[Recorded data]

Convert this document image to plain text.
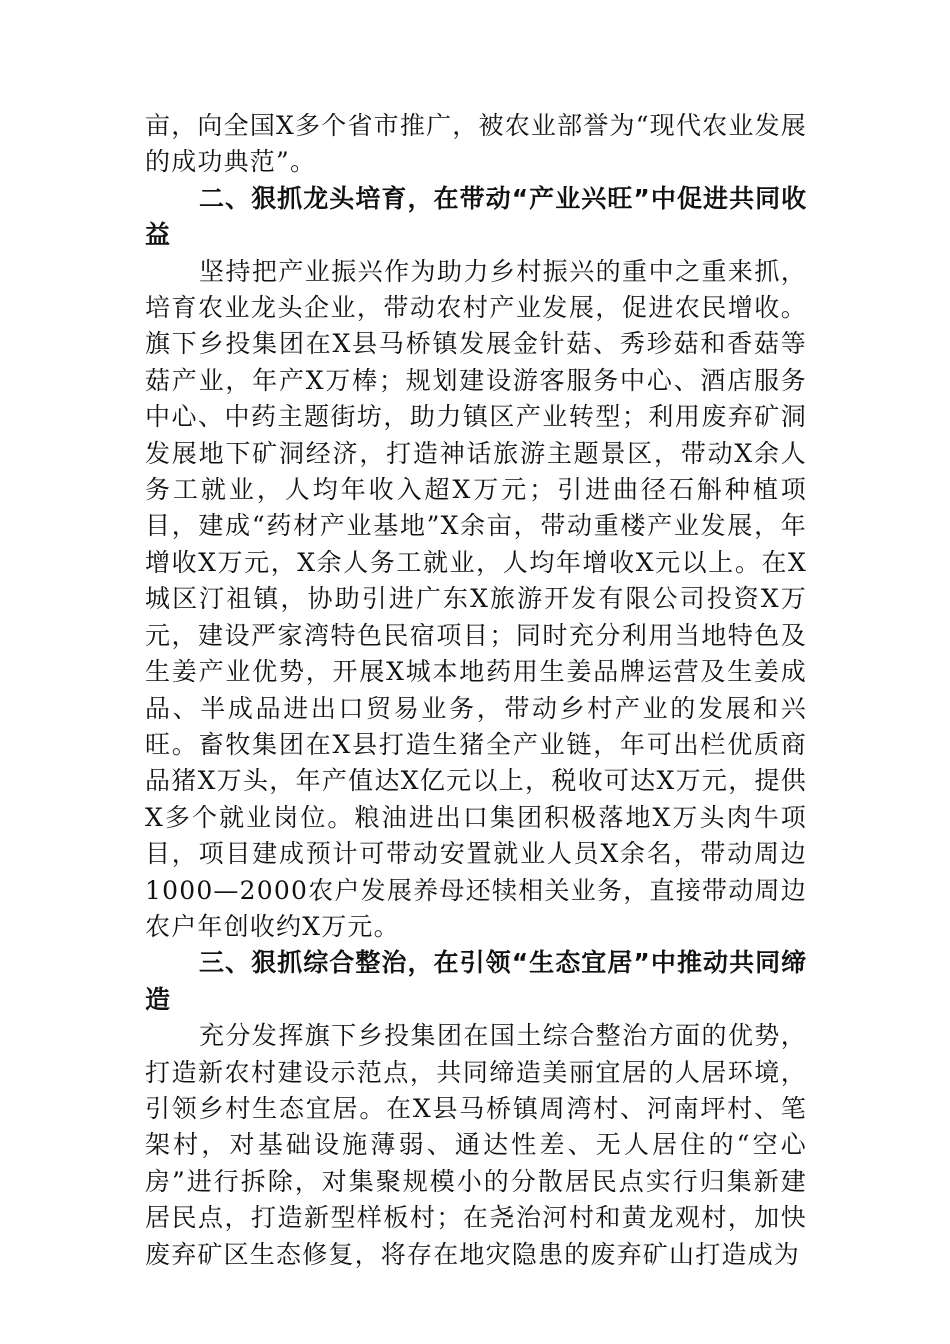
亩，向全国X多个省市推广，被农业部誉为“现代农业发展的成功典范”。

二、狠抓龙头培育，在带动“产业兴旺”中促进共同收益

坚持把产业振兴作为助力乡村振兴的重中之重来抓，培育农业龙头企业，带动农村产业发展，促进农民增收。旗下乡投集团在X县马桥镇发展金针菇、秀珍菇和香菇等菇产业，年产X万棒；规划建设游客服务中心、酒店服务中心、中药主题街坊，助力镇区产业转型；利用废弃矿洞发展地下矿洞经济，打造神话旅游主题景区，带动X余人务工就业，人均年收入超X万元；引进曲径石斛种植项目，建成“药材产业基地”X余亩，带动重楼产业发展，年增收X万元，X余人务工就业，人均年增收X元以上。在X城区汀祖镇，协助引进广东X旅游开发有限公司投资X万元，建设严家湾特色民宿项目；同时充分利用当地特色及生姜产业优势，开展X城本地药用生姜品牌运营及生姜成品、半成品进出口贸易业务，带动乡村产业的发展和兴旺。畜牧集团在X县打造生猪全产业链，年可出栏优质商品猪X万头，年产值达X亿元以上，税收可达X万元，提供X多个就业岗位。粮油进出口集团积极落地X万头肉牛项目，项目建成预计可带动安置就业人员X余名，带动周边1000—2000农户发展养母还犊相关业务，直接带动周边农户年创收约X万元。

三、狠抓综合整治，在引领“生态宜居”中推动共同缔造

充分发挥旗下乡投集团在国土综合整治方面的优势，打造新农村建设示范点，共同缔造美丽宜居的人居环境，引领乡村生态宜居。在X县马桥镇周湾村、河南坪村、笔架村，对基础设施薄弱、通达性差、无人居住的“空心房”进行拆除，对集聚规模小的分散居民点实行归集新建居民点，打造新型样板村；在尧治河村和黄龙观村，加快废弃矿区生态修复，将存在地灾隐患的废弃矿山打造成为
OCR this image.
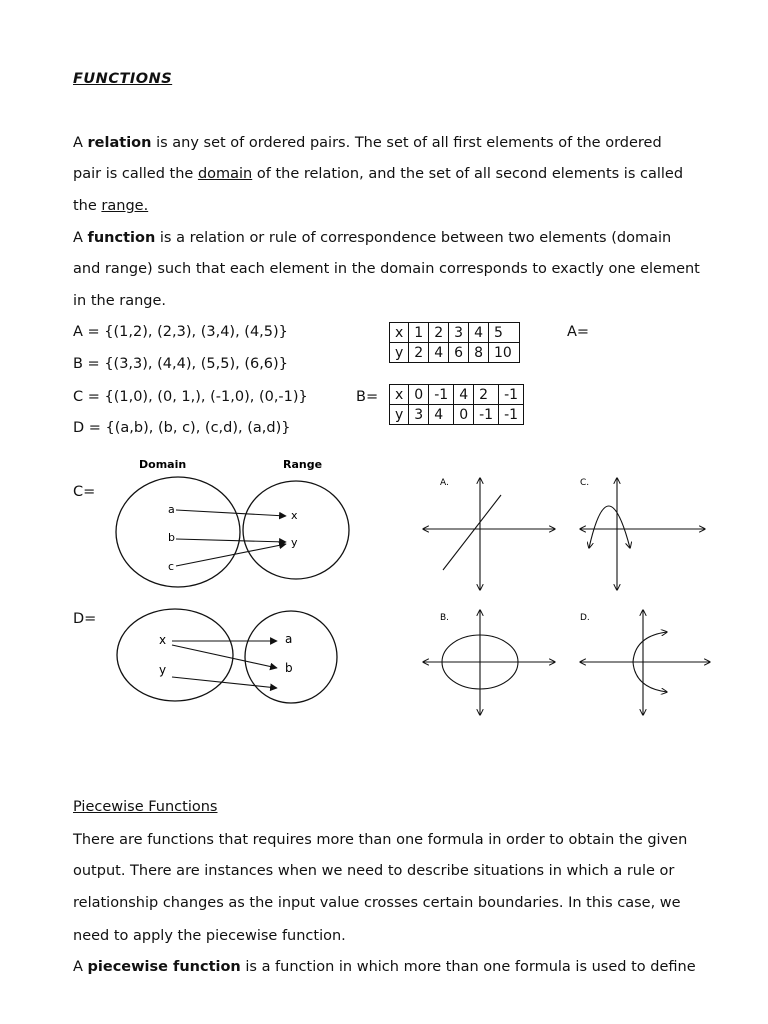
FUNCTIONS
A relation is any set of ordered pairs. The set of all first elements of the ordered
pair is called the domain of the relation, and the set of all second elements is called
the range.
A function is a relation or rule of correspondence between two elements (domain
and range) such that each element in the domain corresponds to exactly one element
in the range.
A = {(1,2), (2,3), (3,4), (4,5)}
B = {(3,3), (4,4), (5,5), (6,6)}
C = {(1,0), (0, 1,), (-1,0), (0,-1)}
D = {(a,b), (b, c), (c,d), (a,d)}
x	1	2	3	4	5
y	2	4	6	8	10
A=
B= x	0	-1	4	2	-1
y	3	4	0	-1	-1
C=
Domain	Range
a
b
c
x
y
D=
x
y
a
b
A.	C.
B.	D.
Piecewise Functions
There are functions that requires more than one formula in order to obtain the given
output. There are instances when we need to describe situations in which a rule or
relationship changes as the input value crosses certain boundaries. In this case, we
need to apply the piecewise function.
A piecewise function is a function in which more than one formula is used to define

▶ [YOUR GOAL]
Copy every line of the entries above in which "rule" occurs.

▶ [RESULT FOR THIS EXERCISE]
A function is a relation or rule of correspondence between two elements (domain
output. There are instances when we need to describe situations in which a rule or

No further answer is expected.